Required work
Go through the records underneath and count the lines that include the string "JSON". Give nothing but the number.

Input data
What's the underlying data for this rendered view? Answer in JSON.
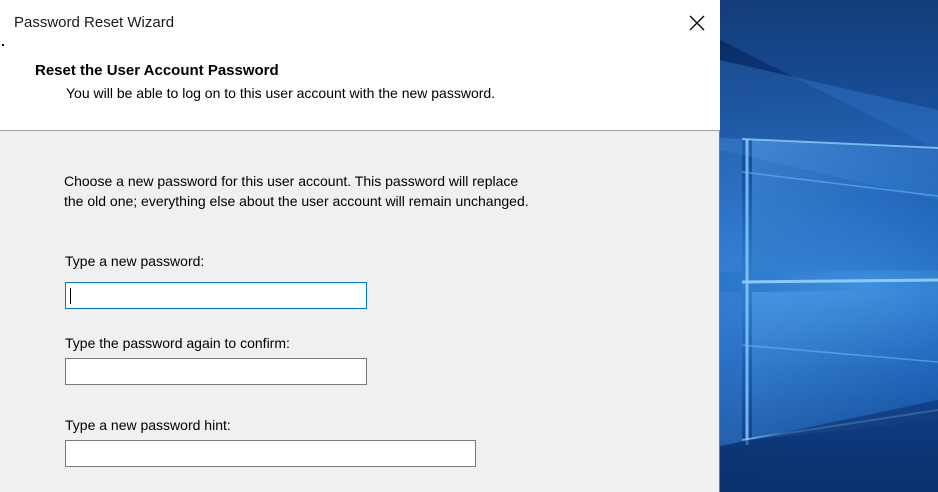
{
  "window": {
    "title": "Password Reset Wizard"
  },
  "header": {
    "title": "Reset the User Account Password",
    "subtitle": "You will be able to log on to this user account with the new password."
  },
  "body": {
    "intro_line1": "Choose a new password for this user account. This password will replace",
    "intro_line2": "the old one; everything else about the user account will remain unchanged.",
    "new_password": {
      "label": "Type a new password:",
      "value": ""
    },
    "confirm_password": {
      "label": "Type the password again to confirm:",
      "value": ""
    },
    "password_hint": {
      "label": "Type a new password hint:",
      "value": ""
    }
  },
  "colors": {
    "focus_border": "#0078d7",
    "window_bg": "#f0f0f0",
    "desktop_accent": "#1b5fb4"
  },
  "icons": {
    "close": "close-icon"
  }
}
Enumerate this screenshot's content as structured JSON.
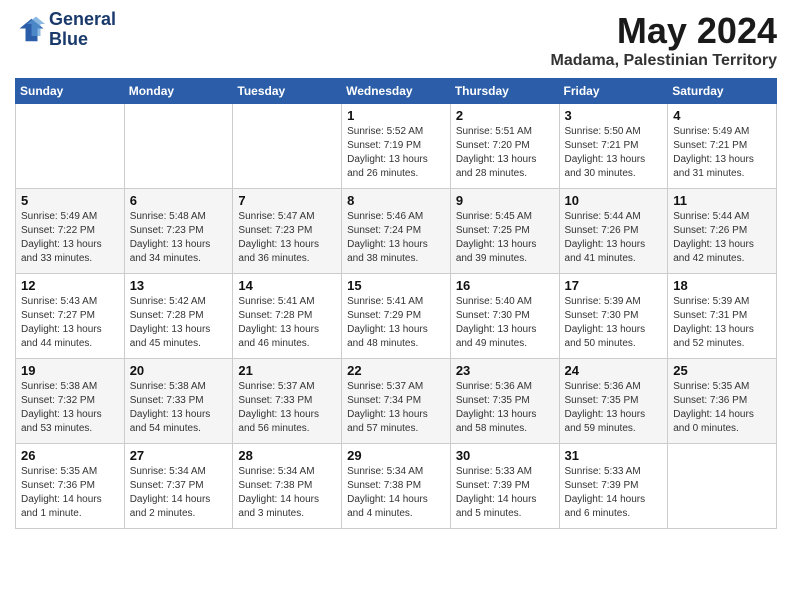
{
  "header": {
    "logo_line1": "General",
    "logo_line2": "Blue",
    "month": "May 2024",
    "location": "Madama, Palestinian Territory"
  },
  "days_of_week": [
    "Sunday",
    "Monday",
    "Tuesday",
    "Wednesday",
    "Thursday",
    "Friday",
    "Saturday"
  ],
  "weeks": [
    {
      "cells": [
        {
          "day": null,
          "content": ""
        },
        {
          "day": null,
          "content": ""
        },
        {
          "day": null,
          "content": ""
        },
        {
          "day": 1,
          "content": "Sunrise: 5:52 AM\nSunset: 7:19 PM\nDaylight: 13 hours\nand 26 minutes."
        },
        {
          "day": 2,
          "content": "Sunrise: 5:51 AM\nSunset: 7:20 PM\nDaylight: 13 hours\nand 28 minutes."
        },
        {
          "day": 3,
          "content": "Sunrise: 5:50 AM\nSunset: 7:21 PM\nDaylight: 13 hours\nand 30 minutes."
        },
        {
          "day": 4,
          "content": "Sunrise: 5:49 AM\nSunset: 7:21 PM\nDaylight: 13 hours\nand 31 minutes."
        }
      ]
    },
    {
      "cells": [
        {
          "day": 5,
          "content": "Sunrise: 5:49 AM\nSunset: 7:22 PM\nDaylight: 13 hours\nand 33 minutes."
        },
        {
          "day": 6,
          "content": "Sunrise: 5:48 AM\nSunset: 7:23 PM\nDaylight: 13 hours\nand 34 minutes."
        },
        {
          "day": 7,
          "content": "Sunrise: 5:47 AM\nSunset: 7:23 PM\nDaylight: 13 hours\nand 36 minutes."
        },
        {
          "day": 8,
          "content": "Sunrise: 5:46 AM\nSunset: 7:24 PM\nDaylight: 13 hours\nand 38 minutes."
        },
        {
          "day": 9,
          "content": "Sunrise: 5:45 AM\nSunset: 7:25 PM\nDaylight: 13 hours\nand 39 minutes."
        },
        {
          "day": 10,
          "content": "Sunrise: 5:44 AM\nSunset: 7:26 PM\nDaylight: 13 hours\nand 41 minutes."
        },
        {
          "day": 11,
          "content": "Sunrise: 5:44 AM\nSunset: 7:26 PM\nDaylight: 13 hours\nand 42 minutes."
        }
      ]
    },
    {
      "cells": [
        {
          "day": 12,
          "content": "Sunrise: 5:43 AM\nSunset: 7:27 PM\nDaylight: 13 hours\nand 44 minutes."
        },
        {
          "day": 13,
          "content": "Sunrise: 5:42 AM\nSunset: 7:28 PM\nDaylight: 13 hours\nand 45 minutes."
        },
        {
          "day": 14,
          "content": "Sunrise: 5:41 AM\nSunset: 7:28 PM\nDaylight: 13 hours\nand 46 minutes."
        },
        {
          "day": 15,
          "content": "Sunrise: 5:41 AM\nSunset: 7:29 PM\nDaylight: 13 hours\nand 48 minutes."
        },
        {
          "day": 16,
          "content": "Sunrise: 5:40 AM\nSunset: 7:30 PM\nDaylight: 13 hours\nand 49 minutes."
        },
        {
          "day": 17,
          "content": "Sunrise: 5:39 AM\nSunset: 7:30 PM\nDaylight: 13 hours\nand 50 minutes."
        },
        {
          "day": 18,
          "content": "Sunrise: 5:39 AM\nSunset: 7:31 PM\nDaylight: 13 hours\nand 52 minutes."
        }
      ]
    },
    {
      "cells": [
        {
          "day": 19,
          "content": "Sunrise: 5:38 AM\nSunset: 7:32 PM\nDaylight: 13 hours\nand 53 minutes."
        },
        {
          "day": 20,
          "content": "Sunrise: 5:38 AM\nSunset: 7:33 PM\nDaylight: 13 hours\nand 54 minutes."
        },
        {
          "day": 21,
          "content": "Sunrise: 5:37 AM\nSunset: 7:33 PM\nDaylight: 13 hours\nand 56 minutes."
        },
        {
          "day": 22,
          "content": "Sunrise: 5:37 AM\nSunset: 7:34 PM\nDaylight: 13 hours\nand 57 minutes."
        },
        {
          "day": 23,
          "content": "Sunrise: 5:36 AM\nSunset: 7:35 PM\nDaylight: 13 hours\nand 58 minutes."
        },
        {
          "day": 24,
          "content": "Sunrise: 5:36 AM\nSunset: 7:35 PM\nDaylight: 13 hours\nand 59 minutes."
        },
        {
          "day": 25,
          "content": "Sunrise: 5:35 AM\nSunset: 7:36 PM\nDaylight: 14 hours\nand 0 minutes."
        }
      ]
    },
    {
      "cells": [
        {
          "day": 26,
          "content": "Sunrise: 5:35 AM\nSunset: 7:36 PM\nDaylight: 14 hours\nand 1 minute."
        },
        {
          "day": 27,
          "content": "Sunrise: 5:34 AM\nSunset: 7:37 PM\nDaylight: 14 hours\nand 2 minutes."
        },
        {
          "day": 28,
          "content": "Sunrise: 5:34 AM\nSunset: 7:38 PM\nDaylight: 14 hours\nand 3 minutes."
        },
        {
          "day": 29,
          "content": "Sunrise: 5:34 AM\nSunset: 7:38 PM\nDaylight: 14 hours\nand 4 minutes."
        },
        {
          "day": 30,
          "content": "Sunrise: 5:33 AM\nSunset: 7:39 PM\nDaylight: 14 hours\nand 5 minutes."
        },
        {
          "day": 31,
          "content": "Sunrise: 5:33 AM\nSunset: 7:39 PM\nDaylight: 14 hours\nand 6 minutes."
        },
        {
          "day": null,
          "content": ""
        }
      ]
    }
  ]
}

Answer to this exercise
2